■ **Goal of the exercise**: Repeat the whole listing below, word for word.
**** The data ****
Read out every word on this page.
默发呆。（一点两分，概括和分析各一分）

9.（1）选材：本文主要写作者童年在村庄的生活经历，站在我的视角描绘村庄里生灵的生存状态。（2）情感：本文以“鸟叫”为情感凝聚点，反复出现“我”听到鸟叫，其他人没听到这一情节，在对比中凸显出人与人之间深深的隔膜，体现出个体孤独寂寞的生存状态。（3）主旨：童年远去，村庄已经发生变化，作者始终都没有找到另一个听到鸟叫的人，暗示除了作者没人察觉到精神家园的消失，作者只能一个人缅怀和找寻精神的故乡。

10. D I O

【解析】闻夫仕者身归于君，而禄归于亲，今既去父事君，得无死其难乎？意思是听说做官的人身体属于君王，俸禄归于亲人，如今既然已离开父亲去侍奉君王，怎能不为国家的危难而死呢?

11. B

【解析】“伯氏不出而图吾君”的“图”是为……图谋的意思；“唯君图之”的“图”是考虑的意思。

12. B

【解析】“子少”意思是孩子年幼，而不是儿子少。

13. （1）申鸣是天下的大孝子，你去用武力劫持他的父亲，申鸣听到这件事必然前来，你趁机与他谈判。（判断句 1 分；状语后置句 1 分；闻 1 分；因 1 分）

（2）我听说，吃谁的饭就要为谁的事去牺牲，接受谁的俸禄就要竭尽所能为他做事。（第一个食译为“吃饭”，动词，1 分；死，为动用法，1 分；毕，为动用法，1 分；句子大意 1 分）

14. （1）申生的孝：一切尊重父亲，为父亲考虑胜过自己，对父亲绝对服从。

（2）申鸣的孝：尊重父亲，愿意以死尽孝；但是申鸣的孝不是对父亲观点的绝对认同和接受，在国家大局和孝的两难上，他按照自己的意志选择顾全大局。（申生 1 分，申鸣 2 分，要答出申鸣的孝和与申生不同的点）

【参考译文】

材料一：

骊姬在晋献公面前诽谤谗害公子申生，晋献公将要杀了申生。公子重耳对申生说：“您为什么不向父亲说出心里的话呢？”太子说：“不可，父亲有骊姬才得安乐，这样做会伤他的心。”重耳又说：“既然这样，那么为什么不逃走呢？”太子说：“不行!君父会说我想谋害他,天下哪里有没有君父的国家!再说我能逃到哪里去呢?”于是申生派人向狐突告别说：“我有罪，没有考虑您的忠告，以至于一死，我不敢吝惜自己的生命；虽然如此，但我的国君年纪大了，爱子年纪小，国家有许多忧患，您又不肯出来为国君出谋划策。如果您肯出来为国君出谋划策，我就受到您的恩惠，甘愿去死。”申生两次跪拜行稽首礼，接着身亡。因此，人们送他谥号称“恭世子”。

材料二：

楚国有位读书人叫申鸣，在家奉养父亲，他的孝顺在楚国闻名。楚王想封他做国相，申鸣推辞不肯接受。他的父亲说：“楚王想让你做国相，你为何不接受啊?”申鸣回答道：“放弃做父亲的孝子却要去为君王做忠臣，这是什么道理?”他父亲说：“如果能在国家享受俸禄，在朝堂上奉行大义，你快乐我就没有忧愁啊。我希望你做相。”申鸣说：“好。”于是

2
****
■ **Full response**:
Read out every word on this page.
默发呆。（一点两分，概括和分析各一分）

9.（1）选材：本文主要写作者童年在村庄的生活经历，站在我的视角描绘村庄里生灵的生存状态。（2）情感：本文以“鸟叫”为情感凝聚点，反复出现“我”听到鸟叫，其他人没听到这一情节，在对比中凸显出人与人之间深深的隔膜，体现出个体孤独寂寞的生存状态。（3）主旨：童年远去，村庄已经发生变化，作者始终都没有找到另一个听到鸟叫的人，暗示除了作者没人察觉到精神家园的消失，作者只能一个人缅怀和找寻精神的故乡。

10. D I O

【解析】闻夫仕者身归于君，而禄归于亲，今既去父事君，得无死其难乎？意思是听说做官的人身体属于君王，俸禄归于亲人，如今既然已离开父亲去侍奉君王，怎能不为国家的危难而死呢?

11. B

【解析】“伯氏不出而图吾君”的“图”是为……图谋的意思；“唯君图之”的“图”是考虑的意思。

12. B

【解析】“子少”意思是孩子年幼，而不是儿子少。

13. （1）申鸣是天下的大孝子，你去用武力劫持他的父亲，申鸣听到这件事必然前来，你趁机与他谈判。（判断句 1 分；状语后置句 1 分；闻 1 分；因 1 分）

（2）我听说，吃谁的饭就要为谁的事去牺牲，接受谁的俸禄就要竭尽所能为他做事。（第一个食译为“吃饭”，动词，1 分；死，为动用法，1 分；毕，为动用法，1 分；句子大意 1 分）

14. （1）申生的孝：一切尊重父亲，为父亲考虑胜过自己，对父亲绝对服从。

（2）申鸣的孝：尊重父亲，愿意以死尽孝；但是申鸣的孝不是对父亲观点的绝对认同和接受，在国家大局和孝的两难上，他按照自己的意志选择顾全大局。（申生 1 分，申鸣 2 分，要答出申鸣的孝和与申生不同的点）

【参考译文】

材料一：

骊姬在晋献公面前诽谤谗害公子申生，晋献公将要杀了申生。公子重耳对申生说：“您为什么不向父亲说出心里的话呢？”太子说：“不可，父亲有骊姬才得安乐，这样做会伤他的心。”重耳又说：“既然这样，那么为什么不逃走呢？”太子说：“不行!君父会说我想谋害他,天下哪里有没有君父的国家!再说我能逃到哪里去呢?”于是申生派人向狐突告别说：“我有罪，没有考虑您的忠告，以至于一死，我不敢吝惜自己的生命；虽然如此，但我的国君年纪大了，爱子年纪小，国家有许多忧患，您又不肯出来为国君出谋划策。如果您肯出来为国君出谋划策，我就受到您的恩惠，甘愿去死。”申生两次跪拜行稽首礼，接着身亡。因此，人们送他谥号称“恭世子”。

材料二：

楚国有位读书人叫申鸣，在家奉养父亲，他的孝顺在楚国闻名。楚王想封他做国相，申鸣推辞不肯接受。他的父亲说：“楚王想让你做国相，你为何不接受啊?”申鸣回答道：“放弃做父亲的孝子却要去为君王做忠臣，这是什么道理?”他父亲说：“如果能在国家享受俸禄，在朝堂上奉行大义，你快乐我就没有忧愁啊。我希望你做相。”申鸣说：“好。”于是

2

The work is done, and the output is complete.